Problem.
Using the data below, gather each line that includes the word "Number".

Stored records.

-- -- --

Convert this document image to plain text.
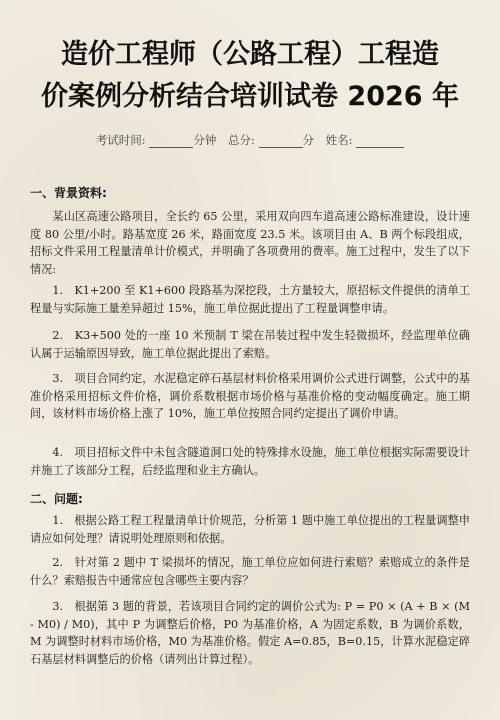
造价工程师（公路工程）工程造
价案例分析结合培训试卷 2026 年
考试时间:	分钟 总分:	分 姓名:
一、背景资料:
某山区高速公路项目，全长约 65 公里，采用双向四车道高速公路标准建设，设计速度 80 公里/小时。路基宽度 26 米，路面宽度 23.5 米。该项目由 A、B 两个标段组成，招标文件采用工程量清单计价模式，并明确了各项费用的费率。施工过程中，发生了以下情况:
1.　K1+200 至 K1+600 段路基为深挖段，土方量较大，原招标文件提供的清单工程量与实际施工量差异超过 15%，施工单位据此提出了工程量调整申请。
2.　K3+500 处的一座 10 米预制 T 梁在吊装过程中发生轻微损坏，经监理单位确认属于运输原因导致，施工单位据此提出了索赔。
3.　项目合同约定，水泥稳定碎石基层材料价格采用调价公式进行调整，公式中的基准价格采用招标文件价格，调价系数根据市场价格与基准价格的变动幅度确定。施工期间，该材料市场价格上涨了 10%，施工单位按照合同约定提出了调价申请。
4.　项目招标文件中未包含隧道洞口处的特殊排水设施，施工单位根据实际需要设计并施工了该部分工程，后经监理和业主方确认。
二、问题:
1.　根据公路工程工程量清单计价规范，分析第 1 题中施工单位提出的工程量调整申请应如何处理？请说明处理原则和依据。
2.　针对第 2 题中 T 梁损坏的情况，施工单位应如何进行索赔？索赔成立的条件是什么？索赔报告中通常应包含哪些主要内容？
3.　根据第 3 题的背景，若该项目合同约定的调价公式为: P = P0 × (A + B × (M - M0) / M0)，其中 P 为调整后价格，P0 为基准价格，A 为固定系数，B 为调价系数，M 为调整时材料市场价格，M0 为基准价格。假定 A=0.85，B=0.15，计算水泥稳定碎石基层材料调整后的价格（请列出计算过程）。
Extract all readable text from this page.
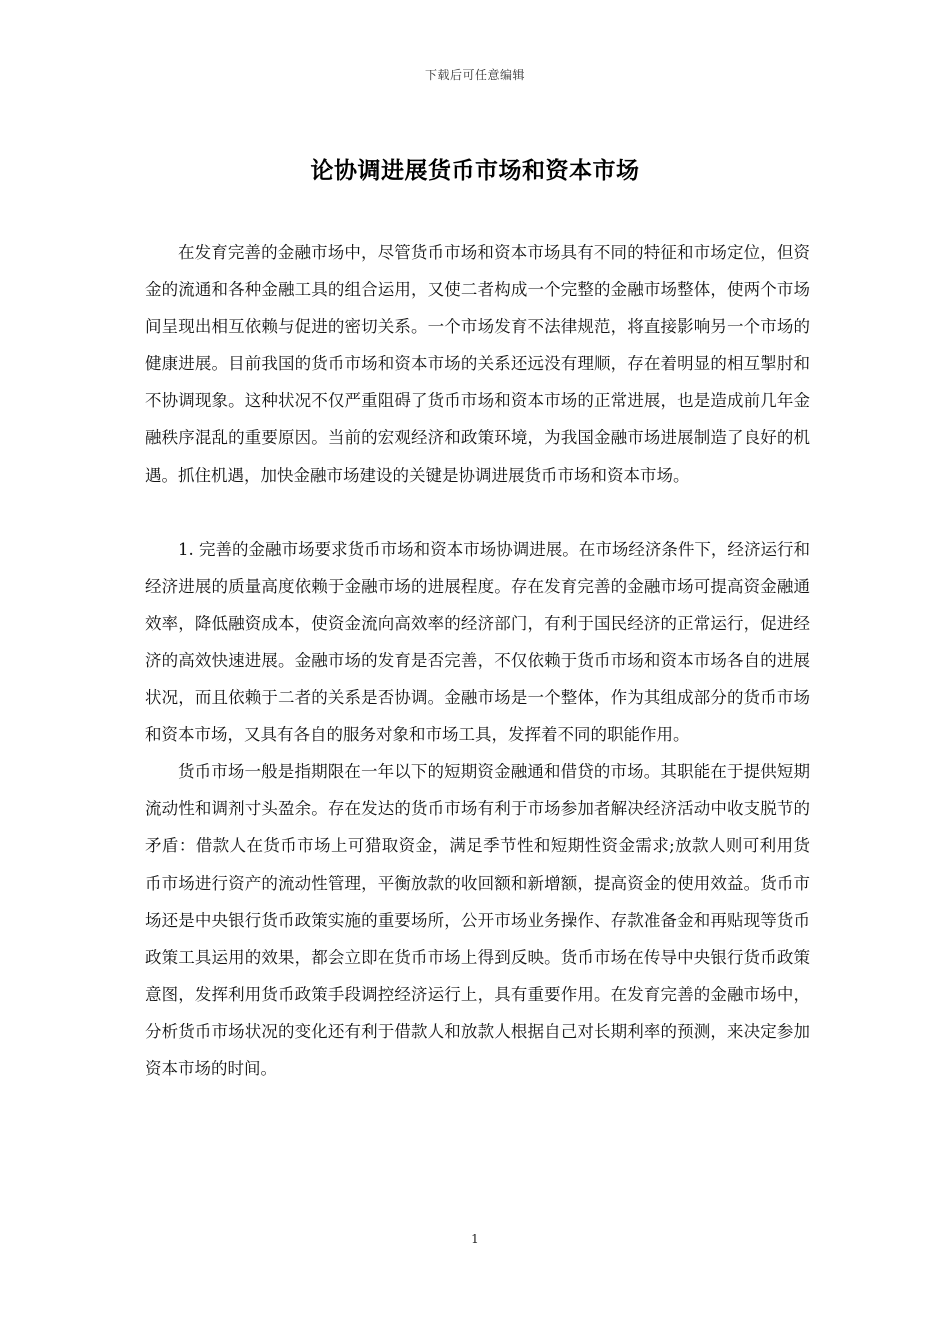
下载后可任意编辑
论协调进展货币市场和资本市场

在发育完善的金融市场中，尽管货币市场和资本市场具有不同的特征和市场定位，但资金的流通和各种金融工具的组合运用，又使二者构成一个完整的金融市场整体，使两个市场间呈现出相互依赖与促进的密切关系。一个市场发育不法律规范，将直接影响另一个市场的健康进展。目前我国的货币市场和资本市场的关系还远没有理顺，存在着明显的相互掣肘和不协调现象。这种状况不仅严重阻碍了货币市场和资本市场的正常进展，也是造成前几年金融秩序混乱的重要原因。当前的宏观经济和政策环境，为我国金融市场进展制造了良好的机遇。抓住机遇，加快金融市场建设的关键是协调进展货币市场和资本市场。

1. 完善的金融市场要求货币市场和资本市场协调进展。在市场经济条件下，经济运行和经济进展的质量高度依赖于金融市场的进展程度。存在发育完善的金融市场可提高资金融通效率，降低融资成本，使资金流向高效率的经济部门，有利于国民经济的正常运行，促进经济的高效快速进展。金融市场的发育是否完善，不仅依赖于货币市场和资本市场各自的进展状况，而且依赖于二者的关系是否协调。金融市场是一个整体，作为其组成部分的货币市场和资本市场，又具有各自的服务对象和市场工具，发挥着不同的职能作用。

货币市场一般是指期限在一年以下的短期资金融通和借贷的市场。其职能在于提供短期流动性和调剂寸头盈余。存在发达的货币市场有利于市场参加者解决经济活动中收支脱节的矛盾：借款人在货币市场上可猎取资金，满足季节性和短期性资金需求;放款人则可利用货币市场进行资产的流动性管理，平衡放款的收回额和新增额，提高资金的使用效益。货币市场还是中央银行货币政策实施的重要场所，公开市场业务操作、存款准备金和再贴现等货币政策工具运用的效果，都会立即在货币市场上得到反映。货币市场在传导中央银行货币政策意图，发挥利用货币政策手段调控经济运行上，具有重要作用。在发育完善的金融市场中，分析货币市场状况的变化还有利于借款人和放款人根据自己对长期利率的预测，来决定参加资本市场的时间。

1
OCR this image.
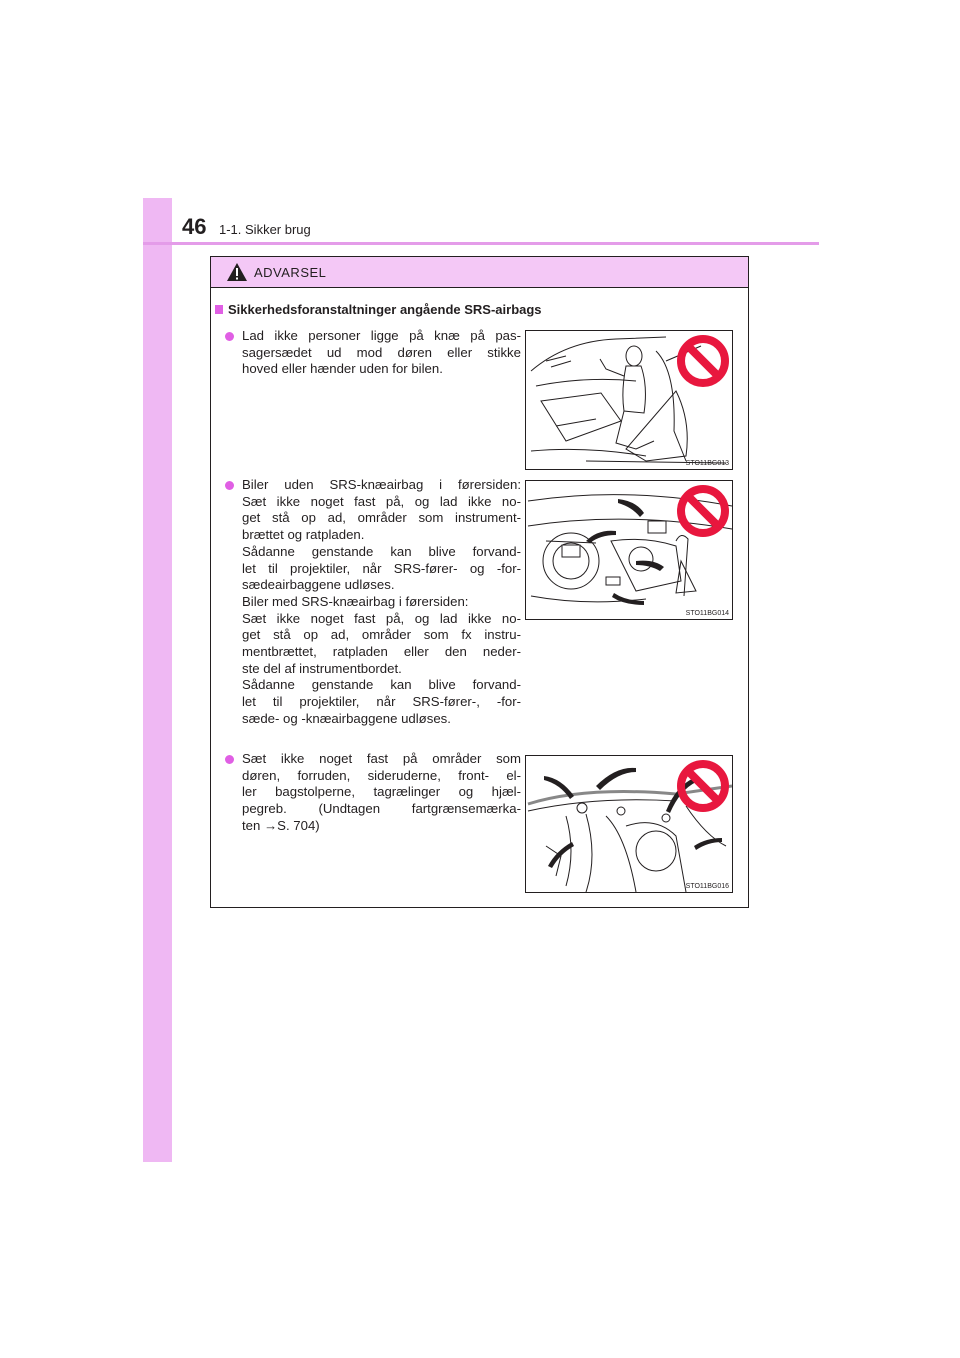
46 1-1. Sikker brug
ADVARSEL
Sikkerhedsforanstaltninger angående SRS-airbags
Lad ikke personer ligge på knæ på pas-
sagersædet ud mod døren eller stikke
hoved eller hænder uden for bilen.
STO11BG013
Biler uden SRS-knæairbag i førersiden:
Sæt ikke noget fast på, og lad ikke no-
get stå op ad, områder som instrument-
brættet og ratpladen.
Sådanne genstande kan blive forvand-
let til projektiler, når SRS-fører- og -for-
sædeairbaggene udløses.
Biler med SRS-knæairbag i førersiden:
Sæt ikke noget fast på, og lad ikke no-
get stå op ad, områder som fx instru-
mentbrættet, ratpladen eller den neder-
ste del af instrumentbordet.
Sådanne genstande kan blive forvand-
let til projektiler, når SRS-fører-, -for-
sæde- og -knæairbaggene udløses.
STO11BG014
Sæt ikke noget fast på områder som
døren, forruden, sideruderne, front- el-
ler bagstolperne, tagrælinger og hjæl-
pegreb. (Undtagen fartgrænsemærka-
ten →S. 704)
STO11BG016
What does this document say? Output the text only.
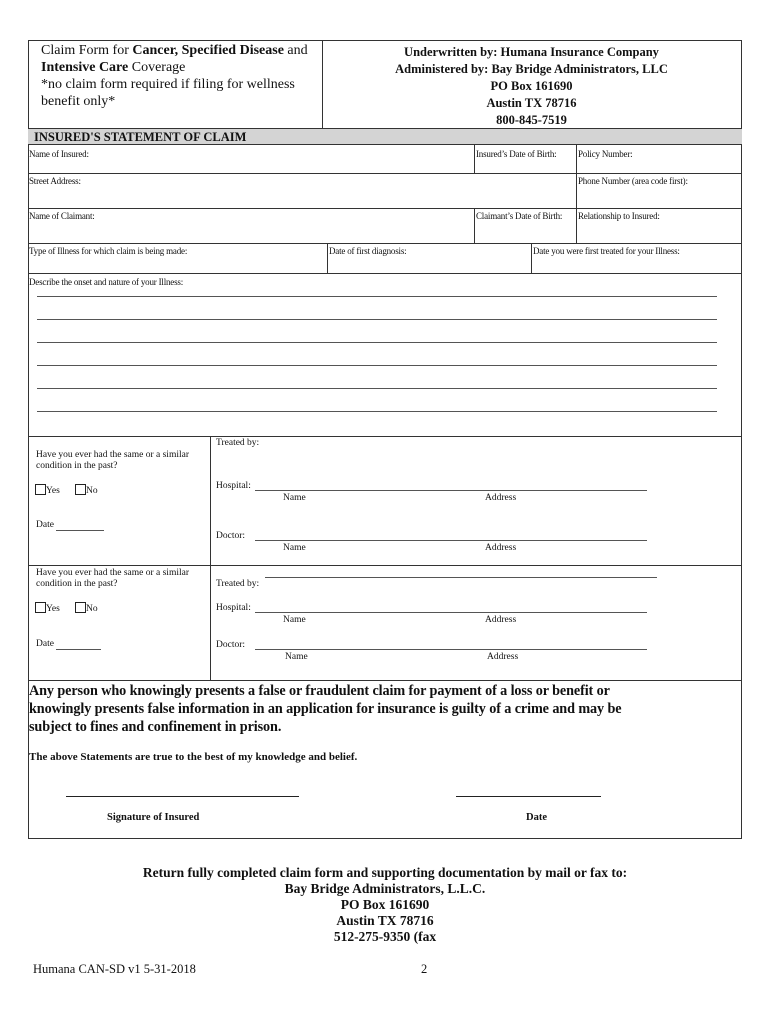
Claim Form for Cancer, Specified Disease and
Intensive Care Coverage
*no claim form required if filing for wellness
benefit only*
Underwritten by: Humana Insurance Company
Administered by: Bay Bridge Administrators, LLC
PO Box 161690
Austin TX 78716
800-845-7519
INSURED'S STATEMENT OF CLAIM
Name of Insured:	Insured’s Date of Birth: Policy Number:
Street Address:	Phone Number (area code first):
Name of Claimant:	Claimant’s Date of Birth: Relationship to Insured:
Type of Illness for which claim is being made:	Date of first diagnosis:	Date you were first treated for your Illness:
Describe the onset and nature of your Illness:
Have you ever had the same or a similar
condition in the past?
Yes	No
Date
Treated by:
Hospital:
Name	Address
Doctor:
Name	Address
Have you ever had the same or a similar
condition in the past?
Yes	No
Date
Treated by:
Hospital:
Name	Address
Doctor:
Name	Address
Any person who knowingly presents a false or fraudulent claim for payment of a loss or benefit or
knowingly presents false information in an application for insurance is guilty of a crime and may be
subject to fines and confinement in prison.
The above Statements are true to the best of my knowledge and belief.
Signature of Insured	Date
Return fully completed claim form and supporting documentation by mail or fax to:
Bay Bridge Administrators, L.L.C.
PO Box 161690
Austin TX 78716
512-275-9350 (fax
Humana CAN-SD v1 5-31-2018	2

-- -- --

Reply to the exercise.
Name of Insured:	Insured’s Date of Birth: Policy Number:
Street Address:	Phone Number (area code first):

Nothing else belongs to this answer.